BEGIN Recorded data

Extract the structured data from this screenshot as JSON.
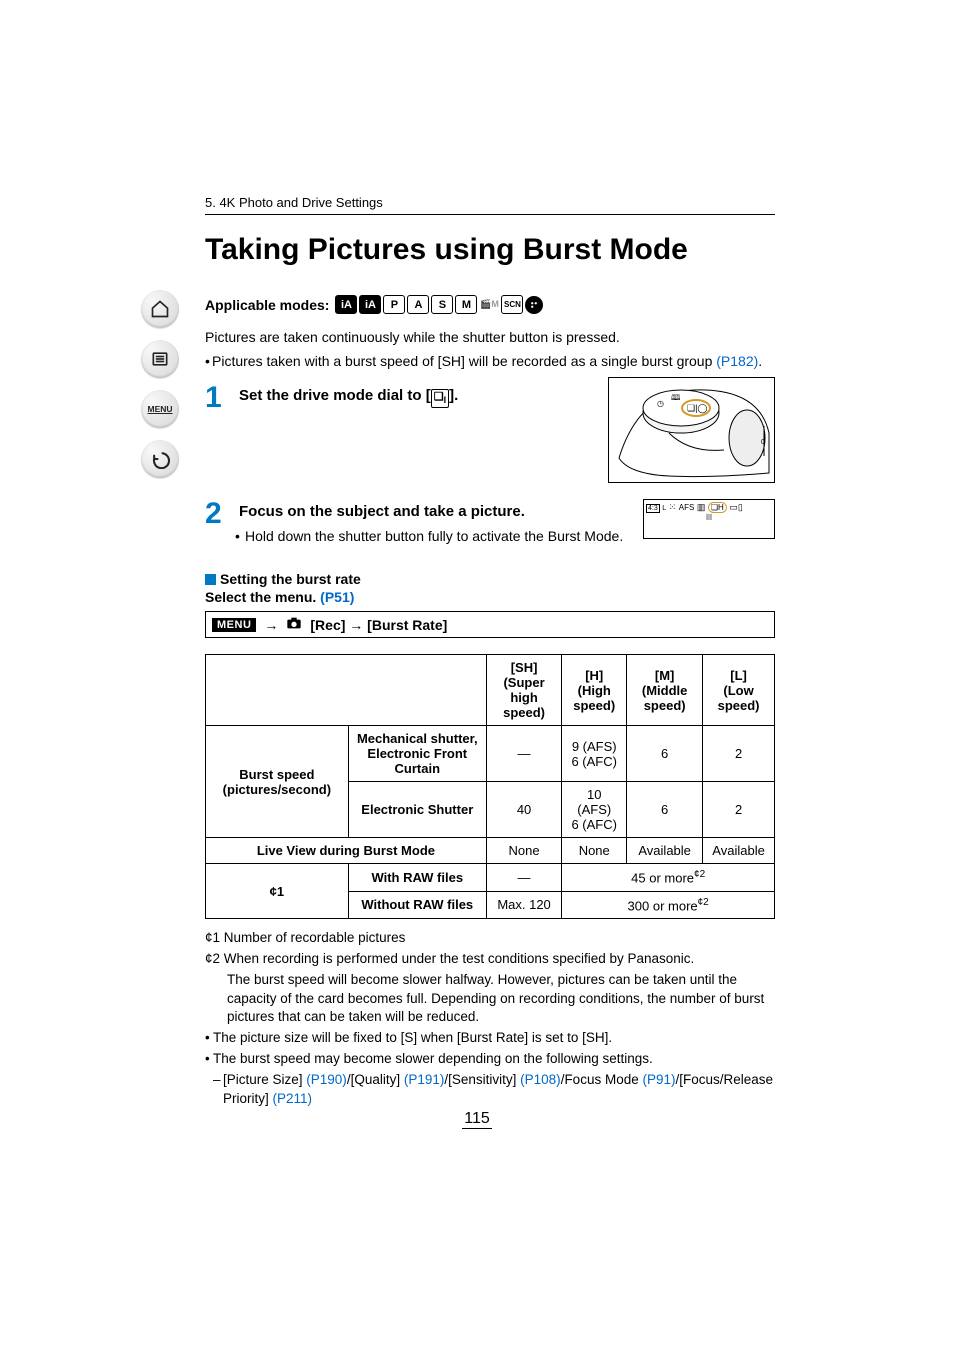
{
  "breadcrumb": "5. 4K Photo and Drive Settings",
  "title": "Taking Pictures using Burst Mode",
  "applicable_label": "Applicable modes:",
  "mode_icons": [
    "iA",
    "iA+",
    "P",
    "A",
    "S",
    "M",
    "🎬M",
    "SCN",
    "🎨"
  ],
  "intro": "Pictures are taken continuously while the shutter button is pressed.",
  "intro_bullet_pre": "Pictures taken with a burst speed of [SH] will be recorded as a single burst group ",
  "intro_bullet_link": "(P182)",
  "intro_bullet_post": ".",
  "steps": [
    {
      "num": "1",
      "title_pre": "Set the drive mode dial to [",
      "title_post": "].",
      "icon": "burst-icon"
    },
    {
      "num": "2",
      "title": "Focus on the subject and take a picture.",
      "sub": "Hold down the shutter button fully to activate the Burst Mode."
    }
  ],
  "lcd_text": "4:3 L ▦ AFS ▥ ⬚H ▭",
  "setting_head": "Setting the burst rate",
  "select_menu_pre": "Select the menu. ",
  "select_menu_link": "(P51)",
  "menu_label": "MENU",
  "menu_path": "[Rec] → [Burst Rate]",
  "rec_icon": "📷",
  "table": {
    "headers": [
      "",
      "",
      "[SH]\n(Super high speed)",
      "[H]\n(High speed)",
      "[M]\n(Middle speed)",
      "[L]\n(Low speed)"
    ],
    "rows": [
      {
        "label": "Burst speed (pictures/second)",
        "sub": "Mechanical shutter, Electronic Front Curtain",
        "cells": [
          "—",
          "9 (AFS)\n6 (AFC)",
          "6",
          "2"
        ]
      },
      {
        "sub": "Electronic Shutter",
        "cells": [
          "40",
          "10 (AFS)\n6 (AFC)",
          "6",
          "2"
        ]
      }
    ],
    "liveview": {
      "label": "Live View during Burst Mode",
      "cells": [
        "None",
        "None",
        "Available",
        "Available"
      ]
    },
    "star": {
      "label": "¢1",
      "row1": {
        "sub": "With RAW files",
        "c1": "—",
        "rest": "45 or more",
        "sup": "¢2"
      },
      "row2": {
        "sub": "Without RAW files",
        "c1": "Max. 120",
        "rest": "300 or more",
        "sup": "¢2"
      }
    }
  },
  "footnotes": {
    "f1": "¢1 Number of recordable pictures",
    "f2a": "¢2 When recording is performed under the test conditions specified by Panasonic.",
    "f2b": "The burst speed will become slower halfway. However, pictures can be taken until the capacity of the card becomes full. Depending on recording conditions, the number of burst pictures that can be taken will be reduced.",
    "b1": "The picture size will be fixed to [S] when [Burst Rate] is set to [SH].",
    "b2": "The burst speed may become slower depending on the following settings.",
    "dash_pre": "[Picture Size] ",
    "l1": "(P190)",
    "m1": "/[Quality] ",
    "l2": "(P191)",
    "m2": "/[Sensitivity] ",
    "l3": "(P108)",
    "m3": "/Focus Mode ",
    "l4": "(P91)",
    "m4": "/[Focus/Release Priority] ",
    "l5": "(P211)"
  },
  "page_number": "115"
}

END Recorded data
BEGIN Recorded data

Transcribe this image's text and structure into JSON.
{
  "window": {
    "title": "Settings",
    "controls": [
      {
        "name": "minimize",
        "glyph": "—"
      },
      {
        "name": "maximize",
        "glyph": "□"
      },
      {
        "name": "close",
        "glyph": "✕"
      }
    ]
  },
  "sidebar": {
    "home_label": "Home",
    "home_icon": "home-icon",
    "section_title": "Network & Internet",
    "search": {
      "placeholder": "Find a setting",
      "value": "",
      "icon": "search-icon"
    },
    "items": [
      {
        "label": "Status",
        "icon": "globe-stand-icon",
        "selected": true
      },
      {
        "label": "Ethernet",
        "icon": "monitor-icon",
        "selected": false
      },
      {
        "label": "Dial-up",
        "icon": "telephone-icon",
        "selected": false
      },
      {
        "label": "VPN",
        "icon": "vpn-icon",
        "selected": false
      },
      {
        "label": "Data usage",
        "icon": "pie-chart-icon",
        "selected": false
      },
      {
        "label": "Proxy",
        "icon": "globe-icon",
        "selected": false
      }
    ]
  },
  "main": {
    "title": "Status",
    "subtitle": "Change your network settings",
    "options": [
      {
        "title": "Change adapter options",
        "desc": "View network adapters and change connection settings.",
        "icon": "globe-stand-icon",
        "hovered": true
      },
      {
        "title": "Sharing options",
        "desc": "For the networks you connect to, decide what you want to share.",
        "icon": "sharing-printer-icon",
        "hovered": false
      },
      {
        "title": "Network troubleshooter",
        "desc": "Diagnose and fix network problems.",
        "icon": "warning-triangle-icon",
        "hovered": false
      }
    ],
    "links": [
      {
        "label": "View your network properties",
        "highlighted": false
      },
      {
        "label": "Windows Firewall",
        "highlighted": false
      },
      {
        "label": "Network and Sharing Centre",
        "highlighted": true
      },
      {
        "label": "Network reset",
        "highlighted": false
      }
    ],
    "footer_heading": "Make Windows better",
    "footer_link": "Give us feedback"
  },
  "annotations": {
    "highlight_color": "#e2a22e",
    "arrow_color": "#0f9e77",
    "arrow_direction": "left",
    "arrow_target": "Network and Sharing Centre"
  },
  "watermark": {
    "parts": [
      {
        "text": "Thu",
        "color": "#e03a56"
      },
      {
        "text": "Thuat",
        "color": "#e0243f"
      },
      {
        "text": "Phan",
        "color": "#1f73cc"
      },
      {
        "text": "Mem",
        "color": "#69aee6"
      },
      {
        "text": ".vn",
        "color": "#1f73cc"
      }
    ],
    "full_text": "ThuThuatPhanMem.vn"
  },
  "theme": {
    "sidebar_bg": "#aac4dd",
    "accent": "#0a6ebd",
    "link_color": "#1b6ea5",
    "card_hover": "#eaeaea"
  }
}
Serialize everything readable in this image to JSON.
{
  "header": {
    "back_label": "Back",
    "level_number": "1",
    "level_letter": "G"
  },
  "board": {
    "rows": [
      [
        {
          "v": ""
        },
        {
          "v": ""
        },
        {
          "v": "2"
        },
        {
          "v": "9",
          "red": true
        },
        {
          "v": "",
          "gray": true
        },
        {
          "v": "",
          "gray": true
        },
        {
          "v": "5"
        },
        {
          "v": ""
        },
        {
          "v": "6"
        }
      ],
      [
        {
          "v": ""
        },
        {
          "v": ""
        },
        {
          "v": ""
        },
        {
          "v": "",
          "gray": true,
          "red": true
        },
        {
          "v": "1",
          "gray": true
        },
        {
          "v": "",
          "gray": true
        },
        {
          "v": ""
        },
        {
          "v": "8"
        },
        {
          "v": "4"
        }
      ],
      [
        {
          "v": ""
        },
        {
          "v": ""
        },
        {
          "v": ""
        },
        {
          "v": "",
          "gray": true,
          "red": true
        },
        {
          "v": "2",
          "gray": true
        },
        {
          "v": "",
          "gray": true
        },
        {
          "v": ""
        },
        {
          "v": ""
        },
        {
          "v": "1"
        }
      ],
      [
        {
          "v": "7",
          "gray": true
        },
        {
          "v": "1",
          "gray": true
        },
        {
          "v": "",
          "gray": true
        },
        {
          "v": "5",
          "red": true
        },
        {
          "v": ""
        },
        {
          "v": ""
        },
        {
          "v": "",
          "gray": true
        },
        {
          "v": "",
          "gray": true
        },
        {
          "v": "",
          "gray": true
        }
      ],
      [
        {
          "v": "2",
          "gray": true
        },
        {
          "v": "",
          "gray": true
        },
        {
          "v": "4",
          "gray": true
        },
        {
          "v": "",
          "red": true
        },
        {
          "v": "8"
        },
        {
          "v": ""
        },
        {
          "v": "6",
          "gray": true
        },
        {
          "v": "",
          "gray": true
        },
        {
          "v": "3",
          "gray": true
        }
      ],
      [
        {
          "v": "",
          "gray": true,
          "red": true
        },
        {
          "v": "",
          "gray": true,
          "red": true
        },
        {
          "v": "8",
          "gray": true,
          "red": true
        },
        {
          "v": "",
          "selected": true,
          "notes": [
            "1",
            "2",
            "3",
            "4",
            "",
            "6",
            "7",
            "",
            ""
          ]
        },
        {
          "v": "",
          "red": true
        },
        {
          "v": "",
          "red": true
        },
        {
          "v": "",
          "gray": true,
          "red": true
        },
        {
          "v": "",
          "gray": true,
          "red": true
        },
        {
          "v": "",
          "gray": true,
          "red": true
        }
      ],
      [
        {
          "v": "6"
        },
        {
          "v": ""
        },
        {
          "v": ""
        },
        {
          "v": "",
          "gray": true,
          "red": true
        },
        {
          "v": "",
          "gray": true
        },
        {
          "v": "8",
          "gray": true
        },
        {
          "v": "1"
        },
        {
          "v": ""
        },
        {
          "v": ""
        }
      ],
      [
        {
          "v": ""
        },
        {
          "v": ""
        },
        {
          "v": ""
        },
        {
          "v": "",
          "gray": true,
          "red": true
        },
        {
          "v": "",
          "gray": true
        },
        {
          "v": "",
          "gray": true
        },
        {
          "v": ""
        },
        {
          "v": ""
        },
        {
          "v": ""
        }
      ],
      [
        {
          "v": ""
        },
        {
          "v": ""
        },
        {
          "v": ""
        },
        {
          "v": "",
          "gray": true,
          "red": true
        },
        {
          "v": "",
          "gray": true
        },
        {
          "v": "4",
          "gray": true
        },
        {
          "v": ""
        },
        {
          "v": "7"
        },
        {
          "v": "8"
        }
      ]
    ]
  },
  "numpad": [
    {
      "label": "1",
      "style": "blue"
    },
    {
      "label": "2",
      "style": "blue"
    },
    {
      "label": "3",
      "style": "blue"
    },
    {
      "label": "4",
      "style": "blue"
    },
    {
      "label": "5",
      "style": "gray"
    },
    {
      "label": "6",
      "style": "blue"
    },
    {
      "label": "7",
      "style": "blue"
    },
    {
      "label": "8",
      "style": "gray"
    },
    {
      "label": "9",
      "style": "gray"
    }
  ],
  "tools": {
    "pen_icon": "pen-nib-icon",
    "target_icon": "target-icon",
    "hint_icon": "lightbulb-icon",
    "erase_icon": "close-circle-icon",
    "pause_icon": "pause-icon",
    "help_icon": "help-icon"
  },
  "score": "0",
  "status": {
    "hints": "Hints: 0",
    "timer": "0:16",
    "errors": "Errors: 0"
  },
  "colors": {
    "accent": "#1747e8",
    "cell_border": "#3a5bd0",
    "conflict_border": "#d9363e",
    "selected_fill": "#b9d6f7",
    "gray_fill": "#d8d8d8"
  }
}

END Recorded data

■ Work to complete ■
Gather all lines from the listing above in which "taken" occurs.

■ Correct answer ■
  "intro": "Pictures are taken continuously while the shutter button is pressed.",
  "intro_bullet_pre": "Pictures taken with a burst speed of [SH] will be recorded as a single burst group ",
    "f2b": "The burst speed will become slower halfway. However, pictures can be taken until the capacity of the card becomes full. Depending on recording conditions, the number of burst pictures that can be taken will be reduced.",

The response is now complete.